**To be done**
A: In the forum thread on the size of a multi-dimensional SharedArray, how large is the header that summarysize doesn't count on a 64-bit platform?
B: Carry on the forum thread about SharedArray memory size from where it stops.

**Excerpt**
■ ■ ■ ■

Size of Multi-dimensional SharedArray

bug

#1

Is it a bug with Base.summarysize or something very inefficient about SharedArray? A 1D SharedArray only have a small overhead but a 2D SharedArray uses 2x more memory?

julia> Base.summarysize(rand(1000000))
8000000

julia> Base.summarysize(SharedArray{Float64}(rand(1000000)))
8000213

julia> Base.summarysize(rand(1000000,2))
16000000

julia> Base.summarysize(SharedArray{Float64}(rand(1000000,2)))
32000221


#2

I’d take anything that summarysize says with a large grain of salt.
It doesn’t count the header (40 bytes on a 64-bit platform), nor the actual amount allocated, just the sizeof the vector (what is used).


#3

Thanks for the insight. Do you know of any good way to accurately measure how much memory it is using? I have a use case that I could load up to 100 GiB into shared memory and it would be a bummer if it fails miserably for my lack of understanding :slight_smile:


#4

I am getting the following on v0.6.2:

julia> Base.summarysize(rand(1000000))
8000000

julia> Base.summarysize(SharedArray{Float64}(rand(1000000)))
8000341

julia> Base.summarysize(rand(1000000,2))
16000000

julia> Base.summarysize(SharedArray{Float64}(rand(1000000,2)))
16000349

There is also Base.shmem_rand btw.

■ ■ ■ ■

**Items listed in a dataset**
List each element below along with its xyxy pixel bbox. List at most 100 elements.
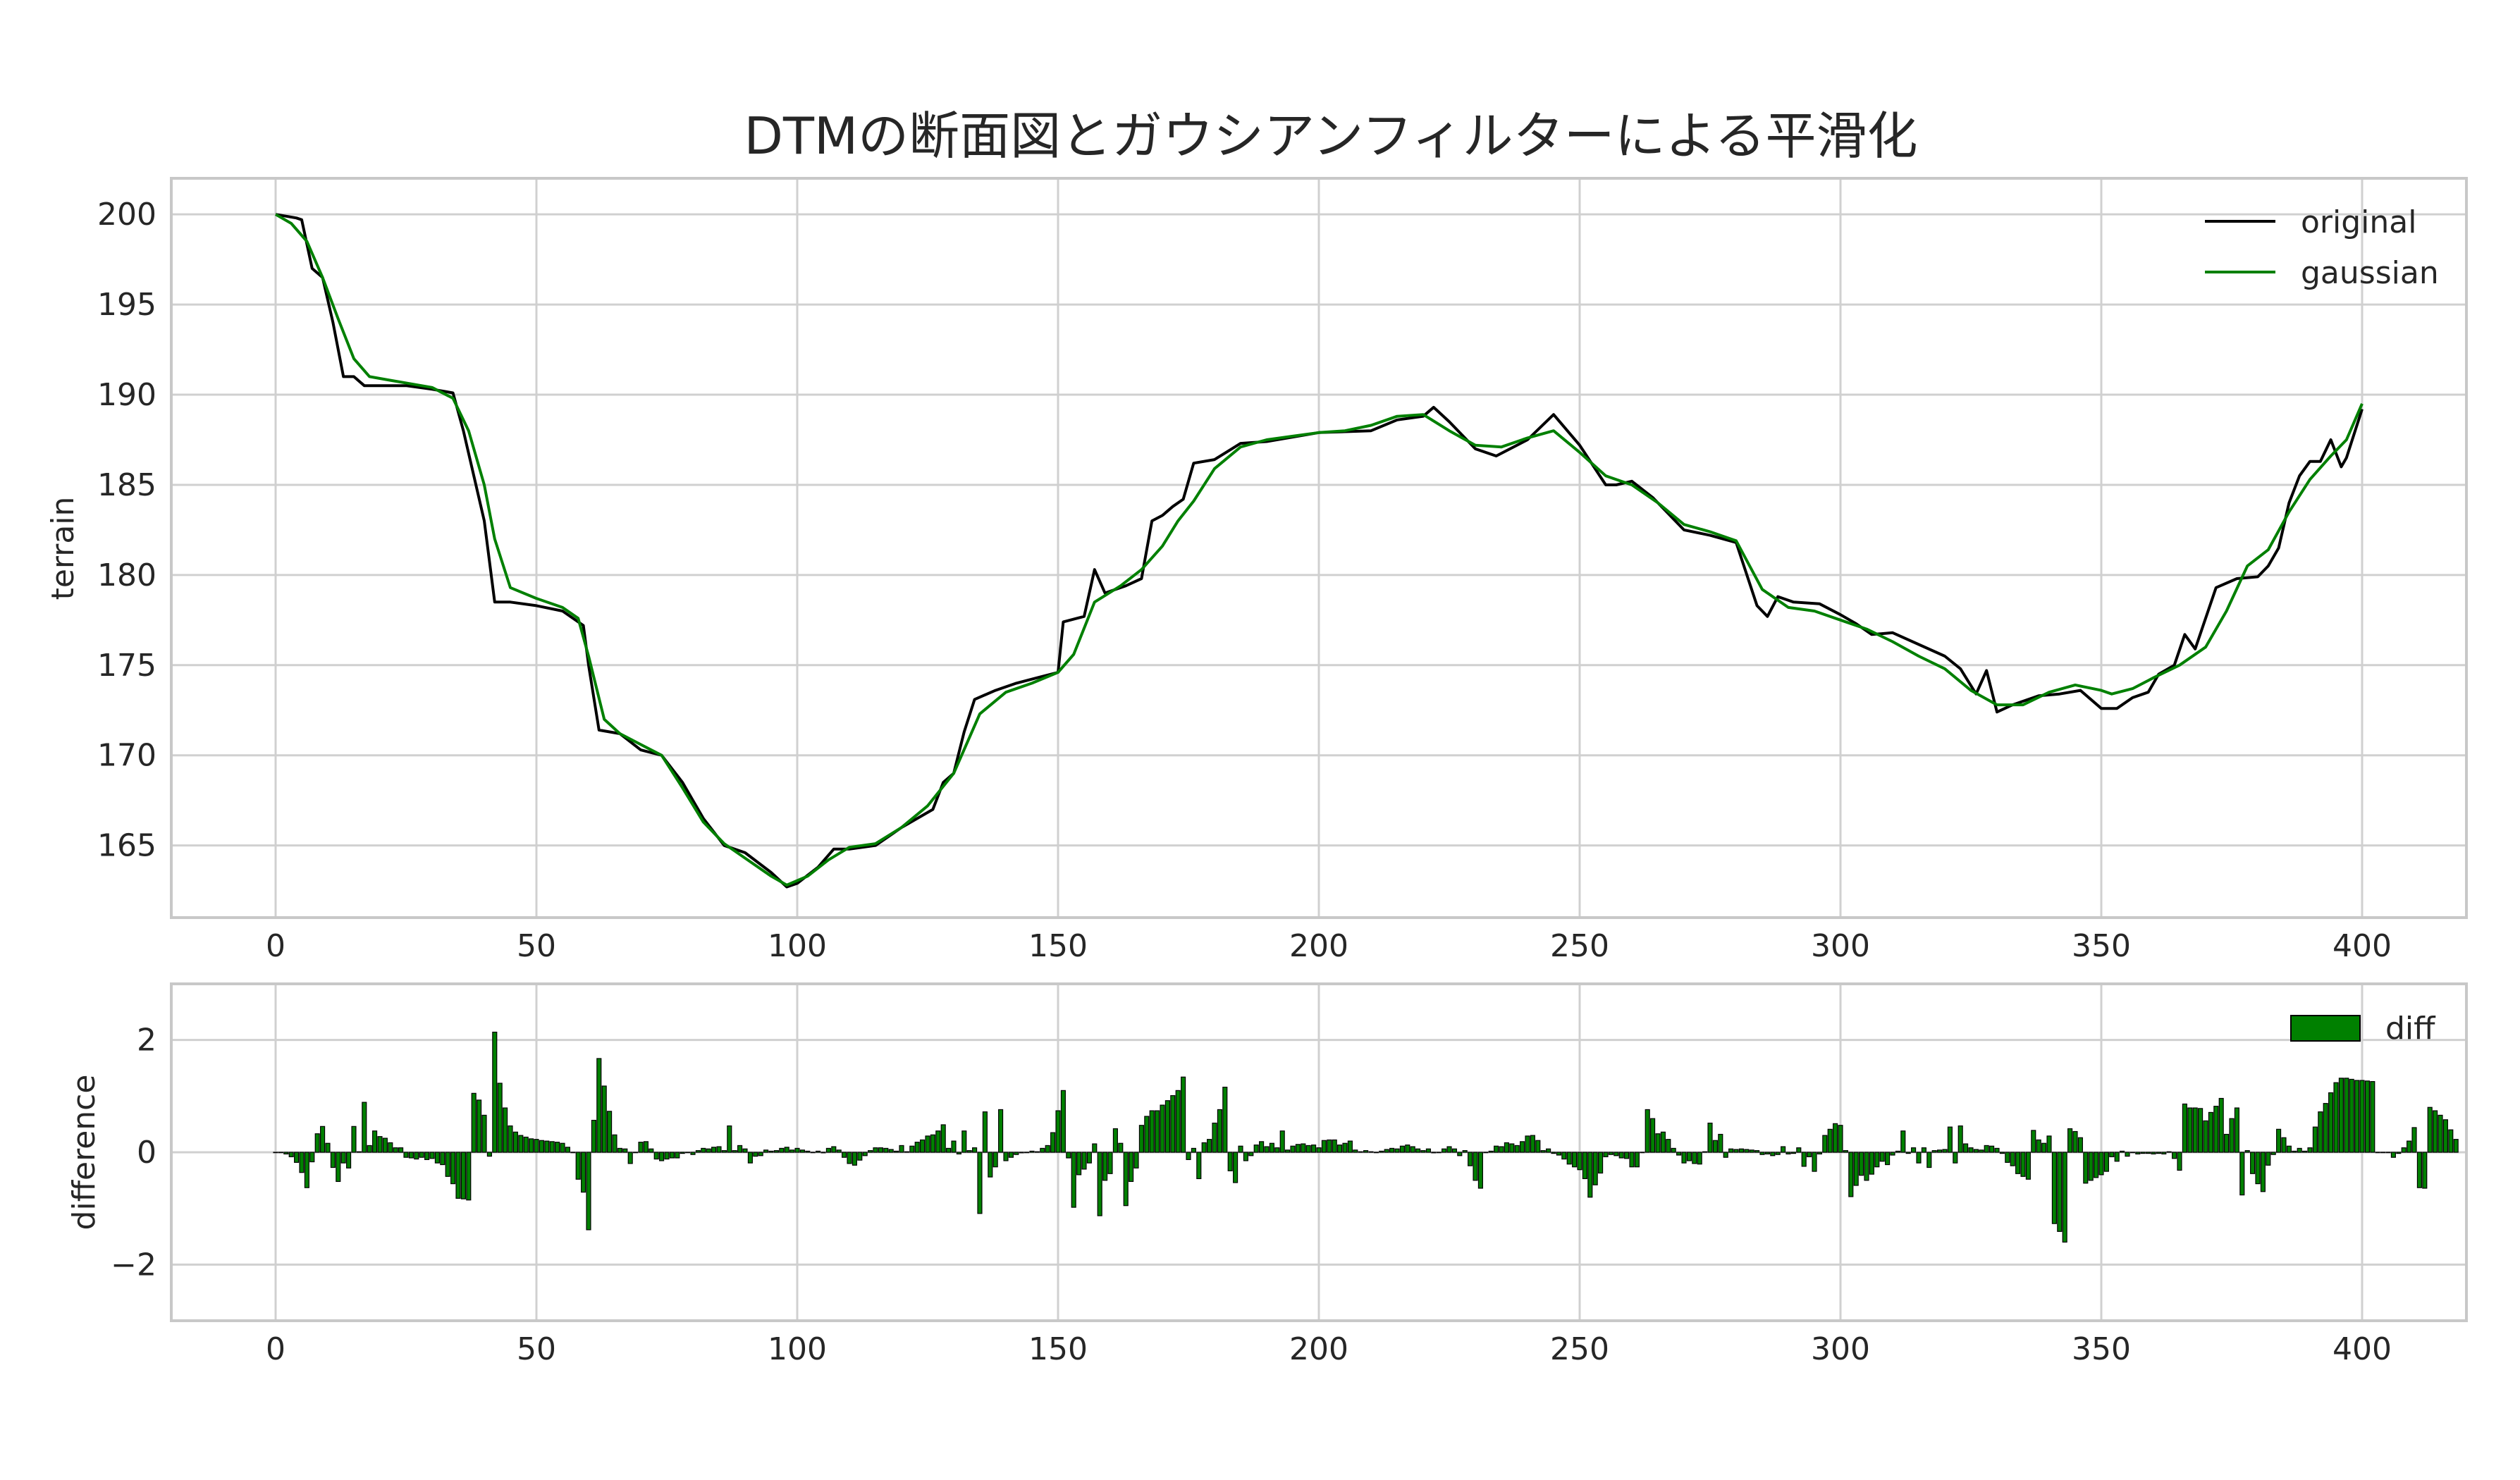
diff-bar [1525,1135,1530,1153]
diff-bar [1572,1152,1578,1168]
x-tick-label: 300 [1811,928,1870,964]
diff-bar [695,1150,701,1153]
diff-bar [2031,1130,2036,1153]
diff-bar [2172,1152,2177,1159]
diff-bar [664,1152,670,1160]
diff-bar [1629,1152,1635,1168]
diff-bar [1989,1145,1995,1153]
diff-bar [2407,1140,2412,1153]
diff-bar [2072,1130,2078,1153]
diff-bar [2234,1107,2239,1153]
diff-bar [2276,1128,2282,1153]
diff-bar [836,1149,842,1153]
diff-bar [2156,1152,2161,1154]
y-tick-label: 190 [97,377,156,413]
diff-bar [2213,1106,2219,1153]
diff-bar [2224,1133,2230,1153]
diff-bar [1076,1152,1082,1176]
diff-bar [1112,1128,1118,1153]
diff-bar [894,1150,899,1153]
diff-bar [1869,1152,1874,1175]
difference-plot-frame [170,982,2468,1322]
diff-bar [622,1148,628,1153]
diff-bar [575,1152,581,1180]
diff-bar [2359,1080,2365,1153]
y-tick-label: 200 [97,197,156,233]
x-tick-label: 300 [1811,1331,1870,1367]
diff-bar [1102,1152,1108,1181]
diff-bar [1451,1148,1457,1153]
diff-bar [466,1152,472,1201]
diff-bar [372,1130,378,1153]
diff-bar [1931,1150,1937,1153]
terrain-plot-frame [170,177,2468,919]
diff-bar [638,1142,644,1153]
diff-bar [1253,1145,1259,1153]
diff-bar [393,1147,398,1153]
diff-bar [1692,1152,1697,1164]
diff-bar [2281,1137,2287,1153]
diff-bar [1728,1148,1734,1153]
diff-bar [2103,1152,2109,1172]
diff-bar [1483,1152,1489,1154]
diff-bar [529,1138,534,1153]
diff-bar [685,1152,691,1154]
diff-bar [1973,1149,1979,1153]
diff-bar [273,1152,278,1154]
diff-bar [998,1109,1004,1153]
diff-bar [727,1125,732,1153]
diff-bar [732,1150,737,1153]
diff-bar [1050,1132,1056,1153]
diff-bar [1843,1150,1848,1153]
legend-original-label: original [2301,204,2416,240]
diff-bar [1129,1152,1134,1183]
diff-bar [659,1152,665,1161]
diff-bar [799,1149,805,1153]
diff-bar [982,1111,988,1153]
diff-bar [2041,1142,2047,1153]
diff-bar [1248,1152,1254,1157]
diff-bar [2370,1081,2375,1153]
diff-bar [988,1152,993,1178]
diff-bar [831,1146,837,1153]
diff-bar [742,1148,748,1153]
diff-bar [2010,1152,2015,1166]
diff-bar [1504,1142,1509,1153]
diff-bar [1546,1148,1551,1153]
diff-bar [1305,1145,1311,1153]
diff-bar [1446,1146,1452,1153]
diff-bar [1442,1148,1447,1153]
x-tick-label: 250 [1550,1331,1609,1367]
diff-bar [972,1147,978,1153]
diff-bar [1337,1145,1343,1153]
diff-bar [1285,1149,1291,1153]
diff-bar [956,1152,961,1154]
diff-bar [1718,1133,1723,1153]
diff-bar [873,1147,878,1153]
diff-bar [1999,1152,2005,1154]
diff-bar [1295,1144,1301,1153]
diff-bar [2062,1152,2067,1243]
diff-bar [1764,1152,1770,1154]
diff-bar [2151,1152,2156,1154]
diff-bar [2109,1152,2115,1157]
diff-bar [1963,1143,1969,1153]
diff-bar [1655,1133,1661,1153]
diff-bar [1984,1145,1989,1153]
diff-bar [2005,1152,2010,1163]
diff-bar [340,1152,346,1164]
diff-bar [1681,1152,1687,1164]
diff-bar [1389,1147,1395,1153]
diff-bar [2094,1152,2099,1178]
diff-bar [2250,1152,2256,1174]
diff-bar [737,1145,743,1153]
diff-bar [1874,1152,1880,1168]
x-tick-label: 100 [768,928,827,964]
diff-bar [518,1135,524,1153]
diff-bar [1274,1147,1280,1153]
y-tick-label: 180 [97,557,156,593]
diff-bar [1259,1141,1265,1153]
diff-bar [1827,1128,1833,1153]
diff-bar [429,1152,435,1159]
diff-bar [1530,1135,1535,1153]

■ ■ ■ ■

**Responses in order**
A: 40 bytes.

B:
#5

Interesting, what OS/platform are you using? I also have v0.6.2:

$ julia
               _
   _       _ _(_)_     |  A fresh approach to technical computing
  (_)     | (_) (_)    |  Documentation: https://docs.julialang.org
   _ _   _| |_  __ _   |  Type "?help" for help.
  | | | | | | |/ _` |  |
  | | |_| | | | (_| |  |  Version 0.6.2 (2017-12-13 18:08 UTC)
 _/ |\__'_|_|_|\__'_|  |  Official http://julialang.org/ release
|__/                   |  x86_64-apple-darwin14.5.0

julia> Base.summarysize(SharedArray{Float64}(rand(1000000,2)))
32000221

#6

Good old Windows.

julia> versioninfo()
Julia Version 0.6.2
Commit d386e40c17* (2017-12-13 18:08 UTC)
Platform Info:
  OS: Windows (x86_64-w64-mingw32)
  CPU: Intel(R) Core(TM) i7-7700HQ CPU @ 2.80GHz
  WORD_SIZE: 64
  BLAS: libopenblas (USE64BITINT DYNAMIC_ARCH NO_AFFINITY Prescott)
  LAPACK: libopenblas64_
  LIBM: libopenlibm
  LLVM: libLLVM-3.9.1 (ORCJIT, broadwell)

#7

On Linux with v0.6.1, I am getting the same result as you. But on nightly, getting the right result.

On Windows with latest nightly (downloaded today), I am getting:

julia> using SharedArrays

julia> Base.summarysize(SharedArray{Float64}(rand(1000_000,2)))
32000205

This really seems like a bug.


#8

I think it’s just double counting, because of the behavior of summarysize. It basically recursively counts how much memory is used by all objects reachable. A SharedArray has a field loc_subarr_1d and another s. The latter holds the whole array and the former holds a 1d view of the array. Mutating one mutates the other, so it’s just double counting. It’s probably doing something like:

mysizeof(f) = sum((sizeof(f), (mysizeof(getfield(f,i)) for i in 1:nfields(f))...))

But it’s weird that it’s not double counting for the 1D case :confused:. Anyways, I think it deserves some attention from devs.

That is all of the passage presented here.